──────── Input material
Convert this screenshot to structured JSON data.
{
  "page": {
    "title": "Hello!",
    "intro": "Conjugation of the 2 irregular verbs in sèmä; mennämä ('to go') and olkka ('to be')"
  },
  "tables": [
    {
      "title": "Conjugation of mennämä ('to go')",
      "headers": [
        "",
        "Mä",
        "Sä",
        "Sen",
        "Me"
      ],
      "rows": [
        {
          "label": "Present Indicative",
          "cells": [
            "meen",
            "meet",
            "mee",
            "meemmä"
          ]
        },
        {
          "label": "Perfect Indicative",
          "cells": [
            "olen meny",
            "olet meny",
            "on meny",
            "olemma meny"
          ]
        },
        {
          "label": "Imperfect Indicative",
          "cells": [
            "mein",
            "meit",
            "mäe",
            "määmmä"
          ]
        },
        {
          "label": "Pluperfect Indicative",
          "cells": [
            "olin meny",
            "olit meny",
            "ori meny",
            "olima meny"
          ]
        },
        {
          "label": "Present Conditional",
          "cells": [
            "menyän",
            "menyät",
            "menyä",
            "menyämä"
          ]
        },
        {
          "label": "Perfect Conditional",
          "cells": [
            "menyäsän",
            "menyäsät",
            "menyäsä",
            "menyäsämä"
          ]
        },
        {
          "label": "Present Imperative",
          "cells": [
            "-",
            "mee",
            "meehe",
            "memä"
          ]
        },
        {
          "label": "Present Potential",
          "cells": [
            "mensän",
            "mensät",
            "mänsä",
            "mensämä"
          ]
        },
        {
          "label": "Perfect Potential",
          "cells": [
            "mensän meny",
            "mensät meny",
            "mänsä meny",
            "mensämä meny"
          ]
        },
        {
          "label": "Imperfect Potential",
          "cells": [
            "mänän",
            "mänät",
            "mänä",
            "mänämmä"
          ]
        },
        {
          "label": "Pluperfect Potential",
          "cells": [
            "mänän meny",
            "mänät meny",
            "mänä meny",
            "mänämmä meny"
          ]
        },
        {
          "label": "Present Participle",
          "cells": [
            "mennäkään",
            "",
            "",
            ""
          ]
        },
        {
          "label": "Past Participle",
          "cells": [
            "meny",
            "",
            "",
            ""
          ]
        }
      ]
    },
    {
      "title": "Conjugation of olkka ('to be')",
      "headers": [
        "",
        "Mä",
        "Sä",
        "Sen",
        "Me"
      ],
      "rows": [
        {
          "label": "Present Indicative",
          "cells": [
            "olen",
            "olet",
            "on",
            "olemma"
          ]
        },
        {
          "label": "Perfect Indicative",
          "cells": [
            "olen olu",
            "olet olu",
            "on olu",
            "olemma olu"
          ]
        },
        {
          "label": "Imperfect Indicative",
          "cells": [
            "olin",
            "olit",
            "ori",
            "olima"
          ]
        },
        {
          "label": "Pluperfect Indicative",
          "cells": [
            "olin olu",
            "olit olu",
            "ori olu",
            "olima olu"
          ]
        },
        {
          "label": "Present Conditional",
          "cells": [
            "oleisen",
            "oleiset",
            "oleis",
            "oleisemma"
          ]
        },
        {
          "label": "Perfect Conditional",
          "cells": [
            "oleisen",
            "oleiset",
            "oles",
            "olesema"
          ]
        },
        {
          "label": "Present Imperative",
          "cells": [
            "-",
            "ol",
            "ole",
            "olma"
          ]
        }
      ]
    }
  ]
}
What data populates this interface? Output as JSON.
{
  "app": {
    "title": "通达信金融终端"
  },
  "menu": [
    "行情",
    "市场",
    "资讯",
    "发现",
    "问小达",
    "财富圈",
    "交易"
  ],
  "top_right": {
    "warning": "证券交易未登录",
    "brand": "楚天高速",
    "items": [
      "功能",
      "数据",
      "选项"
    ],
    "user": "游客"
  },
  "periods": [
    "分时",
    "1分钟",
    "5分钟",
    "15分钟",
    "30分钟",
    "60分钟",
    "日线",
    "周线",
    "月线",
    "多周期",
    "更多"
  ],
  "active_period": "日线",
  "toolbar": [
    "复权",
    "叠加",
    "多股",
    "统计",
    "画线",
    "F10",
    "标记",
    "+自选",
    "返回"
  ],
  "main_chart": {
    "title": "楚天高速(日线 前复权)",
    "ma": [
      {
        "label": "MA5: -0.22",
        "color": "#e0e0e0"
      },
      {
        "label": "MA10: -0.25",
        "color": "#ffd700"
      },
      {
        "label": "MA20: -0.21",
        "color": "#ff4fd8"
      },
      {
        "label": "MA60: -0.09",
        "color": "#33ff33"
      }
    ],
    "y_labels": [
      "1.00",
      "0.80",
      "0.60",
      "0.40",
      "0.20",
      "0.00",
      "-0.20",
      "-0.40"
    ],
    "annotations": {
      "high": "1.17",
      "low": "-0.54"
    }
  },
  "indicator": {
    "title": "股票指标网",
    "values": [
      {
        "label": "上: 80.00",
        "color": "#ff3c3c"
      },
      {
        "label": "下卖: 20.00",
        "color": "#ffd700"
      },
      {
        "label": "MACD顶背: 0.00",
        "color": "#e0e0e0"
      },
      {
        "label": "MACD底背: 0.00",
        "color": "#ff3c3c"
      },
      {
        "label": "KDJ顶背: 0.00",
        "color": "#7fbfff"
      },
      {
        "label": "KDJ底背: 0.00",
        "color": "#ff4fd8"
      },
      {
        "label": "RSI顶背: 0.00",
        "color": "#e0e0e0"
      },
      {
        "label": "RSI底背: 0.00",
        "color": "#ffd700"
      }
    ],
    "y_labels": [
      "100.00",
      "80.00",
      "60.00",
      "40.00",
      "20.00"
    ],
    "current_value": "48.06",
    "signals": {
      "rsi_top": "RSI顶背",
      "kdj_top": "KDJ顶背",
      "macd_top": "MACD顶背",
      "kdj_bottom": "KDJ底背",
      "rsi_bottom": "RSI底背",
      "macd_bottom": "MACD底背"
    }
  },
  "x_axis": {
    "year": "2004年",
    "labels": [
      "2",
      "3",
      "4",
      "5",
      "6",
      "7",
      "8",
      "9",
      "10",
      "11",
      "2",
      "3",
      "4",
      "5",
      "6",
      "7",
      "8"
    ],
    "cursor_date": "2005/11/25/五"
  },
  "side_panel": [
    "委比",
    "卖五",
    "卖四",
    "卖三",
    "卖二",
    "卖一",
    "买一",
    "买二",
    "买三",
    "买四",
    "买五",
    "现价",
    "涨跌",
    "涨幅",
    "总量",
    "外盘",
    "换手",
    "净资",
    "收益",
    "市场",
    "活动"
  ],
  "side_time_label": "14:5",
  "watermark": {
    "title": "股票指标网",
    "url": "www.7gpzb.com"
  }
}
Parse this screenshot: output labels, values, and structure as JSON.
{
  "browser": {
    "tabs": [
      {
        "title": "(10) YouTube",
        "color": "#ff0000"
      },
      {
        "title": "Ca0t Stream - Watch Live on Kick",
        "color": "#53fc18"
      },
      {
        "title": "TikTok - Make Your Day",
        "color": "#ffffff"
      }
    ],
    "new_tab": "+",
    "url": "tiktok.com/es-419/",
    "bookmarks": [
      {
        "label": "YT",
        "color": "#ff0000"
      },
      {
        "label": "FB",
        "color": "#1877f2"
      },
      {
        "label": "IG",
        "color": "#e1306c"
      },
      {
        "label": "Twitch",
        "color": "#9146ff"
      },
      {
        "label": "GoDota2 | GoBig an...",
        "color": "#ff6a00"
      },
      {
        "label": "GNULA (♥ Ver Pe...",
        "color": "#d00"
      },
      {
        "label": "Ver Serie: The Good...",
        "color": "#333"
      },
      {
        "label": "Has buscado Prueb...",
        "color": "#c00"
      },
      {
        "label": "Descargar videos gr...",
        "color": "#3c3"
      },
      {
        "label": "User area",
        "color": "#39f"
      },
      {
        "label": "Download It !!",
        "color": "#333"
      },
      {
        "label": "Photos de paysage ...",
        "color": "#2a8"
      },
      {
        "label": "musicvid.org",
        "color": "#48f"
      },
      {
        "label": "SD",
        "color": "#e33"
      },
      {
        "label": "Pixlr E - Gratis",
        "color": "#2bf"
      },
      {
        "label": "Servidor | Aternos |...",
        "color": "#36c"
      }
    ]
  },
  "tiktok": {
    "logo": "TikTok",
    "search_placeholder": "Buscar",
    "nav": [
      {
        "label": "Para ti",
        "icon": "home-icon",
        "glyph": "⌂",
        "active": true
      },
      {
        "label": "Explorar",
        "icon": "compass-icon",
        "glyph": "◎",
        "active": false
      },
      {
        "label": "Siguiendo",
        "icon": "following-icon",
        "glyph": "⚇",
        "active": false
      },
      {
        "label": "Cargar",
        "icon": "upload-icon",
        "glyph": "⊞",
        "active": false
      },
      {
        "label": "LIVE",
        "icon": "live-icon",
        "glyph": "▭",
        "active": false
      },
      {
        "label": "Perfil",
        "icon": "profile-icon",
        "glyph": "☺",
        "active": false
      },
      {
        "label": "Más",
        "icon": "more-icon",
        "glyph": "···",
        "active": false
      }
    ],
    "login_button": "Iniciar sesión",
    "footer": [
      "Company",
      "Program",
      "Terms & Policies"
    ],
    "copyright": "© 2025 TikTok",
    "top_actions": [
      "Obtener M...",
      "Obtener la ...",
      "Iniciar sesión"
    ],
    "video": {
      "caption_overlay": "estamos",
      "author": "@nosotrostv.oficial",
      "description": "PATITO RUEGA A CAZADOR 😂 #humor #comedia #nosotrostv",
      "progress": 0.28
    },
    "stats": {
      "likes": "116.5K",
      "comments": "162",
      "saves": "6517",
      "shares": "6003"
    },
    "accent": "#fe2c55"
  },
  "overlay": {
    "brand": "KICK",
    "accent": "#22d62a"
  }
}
────────────────
* _Objective_
Count the lines above in which the word "Iniciar" appears, then state only that count.

* _Result of the exercise_
2